Records from a data collection
## START
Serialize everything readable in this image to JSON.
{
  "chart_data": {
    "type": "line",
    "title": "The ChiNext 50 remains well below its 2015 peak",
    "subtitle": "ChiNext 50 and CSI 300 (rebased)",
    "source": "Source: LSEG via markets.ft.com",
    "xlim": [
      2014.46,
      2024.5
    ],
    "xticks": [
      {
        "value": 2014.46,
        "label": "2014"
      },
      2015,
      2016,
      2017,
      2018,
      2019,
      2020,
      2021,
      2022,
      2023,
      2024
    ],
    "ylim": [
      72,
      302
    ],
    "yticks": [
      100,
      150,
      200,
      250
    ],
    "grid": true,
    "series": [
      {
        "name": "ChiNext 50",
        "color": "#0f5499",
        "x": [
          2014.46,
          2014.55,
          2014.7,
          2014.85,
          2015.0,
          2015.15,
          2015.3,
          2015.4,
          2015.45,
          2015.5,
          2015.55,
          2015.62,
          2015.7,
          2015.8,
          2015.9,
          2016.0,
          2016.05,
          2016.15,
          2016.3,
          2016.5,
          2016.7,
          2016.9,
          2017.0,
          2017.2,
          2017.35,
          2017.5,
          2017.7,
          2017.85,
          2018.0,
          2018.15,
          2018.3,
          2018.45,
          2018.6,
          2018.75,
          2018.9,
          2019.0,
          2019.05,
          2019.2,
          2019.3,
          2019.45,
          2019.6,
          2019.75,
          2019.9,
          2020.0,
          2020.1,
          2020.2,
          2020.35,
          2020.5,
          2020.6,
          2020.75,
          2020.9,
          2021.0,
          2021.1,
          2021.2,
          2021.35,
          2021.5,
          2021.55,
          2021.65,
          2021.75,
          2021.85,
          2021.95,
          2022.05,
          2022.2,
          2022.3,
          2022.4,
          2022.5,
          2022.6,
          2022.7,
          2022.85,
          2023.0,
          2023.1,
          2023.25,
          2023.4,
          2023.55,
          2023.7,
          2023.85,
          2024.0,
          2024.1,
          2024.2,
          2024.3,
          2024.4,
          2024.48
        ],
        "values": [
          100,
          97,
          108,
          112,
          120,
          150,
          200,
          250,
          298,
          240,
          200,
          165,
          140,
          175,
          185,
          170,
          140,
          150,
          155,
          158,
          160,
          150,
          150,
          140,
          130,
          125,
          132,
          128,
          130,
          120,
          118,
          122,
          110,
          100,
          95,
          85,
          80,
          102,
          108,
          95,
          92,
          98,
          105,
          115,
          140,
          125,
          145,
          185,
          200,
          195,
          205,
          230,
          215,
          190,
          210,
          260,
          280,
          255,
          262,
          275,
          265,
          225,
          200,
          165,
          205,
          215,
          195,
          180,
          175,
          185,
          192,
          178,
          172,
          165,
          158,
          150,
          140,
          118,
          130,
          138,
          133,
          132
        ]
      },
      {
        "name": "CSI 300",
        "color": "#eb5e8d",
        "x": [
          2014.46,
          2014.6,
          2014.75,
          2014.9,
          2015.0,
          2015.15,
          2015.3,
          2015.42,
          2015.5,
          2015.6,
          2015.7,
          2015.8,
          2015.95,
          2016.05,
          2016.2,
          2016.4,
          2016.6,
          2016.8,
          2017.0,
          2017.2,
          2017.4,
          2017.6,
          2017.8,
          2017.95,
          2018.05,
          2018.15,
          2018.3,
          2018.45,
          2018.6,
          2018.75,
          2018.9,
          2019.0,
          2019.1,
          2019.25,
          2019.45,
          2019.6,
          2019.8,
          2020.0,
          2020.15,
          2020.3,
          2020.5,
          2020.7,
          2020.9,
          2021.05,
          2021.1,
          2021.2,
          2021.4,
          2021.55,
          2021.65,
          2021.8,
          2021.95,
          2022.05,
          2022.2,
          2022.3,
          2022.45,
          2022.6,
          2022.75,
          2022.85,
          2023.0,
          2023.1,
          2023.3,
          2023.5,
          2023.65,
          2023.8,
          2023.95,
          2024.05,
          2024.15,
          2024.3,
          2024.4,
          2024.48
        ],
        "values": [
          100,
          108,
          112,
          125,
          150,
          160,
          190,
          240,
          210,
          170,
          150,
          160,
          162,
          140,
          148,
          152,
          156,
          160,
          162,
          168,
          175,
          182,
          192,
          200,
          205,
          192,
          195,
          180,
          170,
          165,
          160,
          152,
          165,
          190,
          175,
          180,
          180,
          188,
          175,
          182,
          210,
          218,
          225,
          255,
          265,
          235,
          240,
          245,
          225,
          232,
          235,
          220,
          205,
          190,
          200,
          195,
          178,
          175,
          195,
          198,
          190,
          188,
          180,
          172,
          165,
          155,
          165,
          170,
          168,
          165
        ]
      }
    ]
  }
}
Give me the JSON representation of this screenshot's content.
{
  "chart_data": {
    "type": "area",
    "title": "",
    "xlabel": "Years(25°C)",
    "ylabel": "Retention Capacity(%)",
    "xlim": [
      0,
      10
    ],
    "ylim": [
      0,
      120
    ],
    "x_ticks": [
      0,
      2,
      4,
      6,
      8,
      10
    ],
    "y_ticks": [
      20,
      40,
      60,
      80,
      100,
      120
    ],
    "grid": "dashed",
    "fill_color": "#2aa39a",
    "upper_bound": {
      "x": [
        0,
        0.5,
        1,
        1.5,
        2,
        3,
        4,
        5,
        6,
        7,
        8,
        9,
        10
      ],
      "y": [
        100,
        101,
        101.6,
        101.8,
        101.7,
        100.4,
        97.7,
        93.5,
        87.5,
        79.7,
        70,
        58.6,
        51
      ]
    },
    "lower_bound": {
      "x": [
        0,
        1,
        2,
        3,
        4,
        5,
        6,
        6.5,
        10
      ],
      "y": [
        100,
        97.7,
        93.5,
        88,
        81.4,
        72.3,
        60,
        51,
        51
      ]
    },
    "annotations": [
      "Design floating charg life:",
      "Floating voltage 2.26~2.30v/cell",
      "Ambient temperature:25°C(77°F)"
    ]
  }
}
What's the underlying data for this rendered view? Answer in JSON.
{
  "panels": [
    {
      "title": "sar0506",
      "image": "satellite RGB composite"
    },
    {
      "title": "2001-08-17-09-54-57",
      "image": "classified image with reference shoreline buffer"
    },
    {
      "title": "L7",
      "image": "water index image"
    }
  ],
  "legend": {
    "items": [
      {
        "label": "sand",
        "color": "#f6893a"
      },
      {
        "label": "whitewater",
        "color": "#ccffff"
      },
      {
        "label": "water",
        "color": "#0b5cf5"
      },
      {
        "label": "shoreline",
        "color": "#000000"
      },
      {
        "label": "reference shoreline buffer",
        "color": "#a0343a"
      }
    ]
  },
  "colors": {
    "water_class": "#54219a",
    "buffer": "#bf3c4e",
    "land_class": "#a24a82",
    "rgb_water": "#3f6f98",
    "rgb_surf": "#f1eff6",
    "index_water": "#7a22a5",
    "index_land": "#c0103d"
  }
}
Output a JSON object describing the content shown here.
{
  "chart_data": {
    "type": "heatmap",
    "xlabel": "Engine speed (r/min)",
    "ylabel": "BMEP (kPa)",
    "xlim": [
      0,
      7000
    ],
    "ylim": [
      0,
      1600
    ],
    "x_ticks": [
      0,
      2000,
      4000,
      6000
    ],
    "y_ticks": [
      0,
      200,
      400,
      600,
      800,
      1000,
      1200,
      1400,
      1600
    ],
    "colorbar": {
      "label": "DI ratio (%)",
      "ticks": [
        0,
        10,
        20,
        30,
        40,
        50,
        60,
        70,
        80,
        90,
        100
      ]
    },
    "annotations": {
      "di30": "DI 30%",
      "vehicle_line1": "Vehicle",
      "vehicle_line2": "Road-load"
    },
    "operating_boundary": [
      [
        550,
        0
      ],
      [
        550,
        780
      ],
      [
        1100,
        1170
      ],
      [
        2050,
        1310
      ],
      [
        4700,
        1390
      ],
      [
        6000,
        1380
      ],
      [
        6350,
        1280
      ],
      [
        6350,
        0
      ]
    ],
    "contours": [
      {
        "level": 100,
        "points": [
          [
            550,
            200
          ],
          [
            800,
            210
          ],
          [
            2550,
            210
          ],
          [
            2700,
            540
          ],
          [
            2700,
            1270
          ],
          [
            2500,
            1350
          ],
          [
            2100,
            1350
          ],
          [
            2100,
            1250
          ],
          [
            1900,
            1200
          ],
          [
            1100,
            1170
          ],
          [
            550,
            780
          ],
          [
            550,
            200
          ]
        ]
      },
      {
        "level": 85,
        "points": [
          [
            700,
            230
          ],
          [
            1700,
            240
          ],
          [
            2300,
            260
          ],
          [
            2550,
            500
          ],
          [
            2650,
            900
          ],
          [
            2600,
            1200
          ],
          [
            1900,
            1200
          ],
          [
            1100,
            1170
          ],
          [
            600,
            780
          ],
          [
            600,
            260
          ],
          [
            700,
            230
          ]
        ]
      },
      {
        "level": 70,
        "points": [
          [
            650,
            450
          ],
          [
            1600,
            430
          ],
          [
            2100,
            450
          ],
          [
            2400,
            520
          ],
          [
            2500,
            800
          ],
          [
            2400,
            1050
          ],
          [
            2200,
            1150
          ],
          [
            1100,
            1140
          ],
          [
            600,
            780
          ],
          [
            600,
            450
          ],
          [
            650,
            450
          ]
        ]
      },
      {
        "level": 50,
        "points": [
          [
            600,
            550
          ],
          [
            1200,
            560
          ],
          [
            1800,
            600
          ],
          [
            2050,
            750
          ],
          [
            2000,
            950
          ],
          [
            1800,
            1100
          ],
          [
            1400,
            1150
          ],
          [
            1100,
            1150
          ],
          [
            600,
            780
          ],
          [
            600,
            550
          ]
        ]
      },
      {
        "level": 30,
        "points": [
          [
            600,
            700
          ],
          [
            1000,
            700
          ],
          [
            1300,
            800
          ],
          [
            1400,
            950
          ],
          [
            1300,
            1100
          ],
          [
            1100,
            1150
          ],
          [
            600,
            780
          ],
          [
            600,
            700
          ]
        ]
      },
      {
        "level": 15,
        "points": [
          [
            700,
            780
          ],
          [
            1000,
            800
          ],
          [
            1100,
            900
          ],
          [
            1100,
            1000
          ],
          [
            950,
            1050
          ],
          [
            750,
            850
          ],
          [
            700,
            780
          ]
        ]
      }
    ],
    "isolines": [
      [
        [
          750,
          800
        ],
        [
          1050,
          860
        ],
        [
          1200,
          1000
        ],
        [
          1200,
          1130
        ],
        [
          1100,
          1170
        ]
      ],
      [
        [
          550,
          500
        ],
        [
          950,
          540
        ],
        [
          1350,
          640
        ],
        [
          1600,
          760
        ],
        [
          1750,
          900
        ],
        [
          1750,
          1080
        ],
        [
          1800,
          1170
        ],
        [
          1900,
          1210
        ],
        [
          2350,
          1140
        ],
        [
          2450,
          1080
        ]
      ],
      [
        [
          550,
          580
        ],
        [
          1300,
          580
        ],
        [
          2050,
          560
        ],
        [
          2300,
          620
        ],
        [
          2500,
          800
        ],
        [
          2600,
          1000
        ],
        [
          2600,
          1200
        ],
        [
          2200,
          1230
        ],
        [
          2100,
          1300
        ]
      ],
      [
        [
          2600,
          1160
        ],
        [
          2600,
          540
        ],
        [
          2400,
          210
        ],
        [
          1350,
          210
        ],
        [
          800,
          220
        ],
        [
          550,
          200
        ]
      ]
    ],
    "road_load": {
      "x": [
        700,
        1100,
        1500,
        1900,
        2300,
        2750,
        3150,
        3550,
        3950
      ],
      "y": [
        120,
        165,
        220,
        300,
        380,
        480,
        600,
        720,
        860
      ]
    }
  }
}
## END
▶ [Set exercise]: Filter the listing above by the word "xlabel"; copy each line that passes.

▶ [Solution for this problem]:
    "xlabel": "Years(25°C)",
    "xlabel": "Engine speed (r/min)",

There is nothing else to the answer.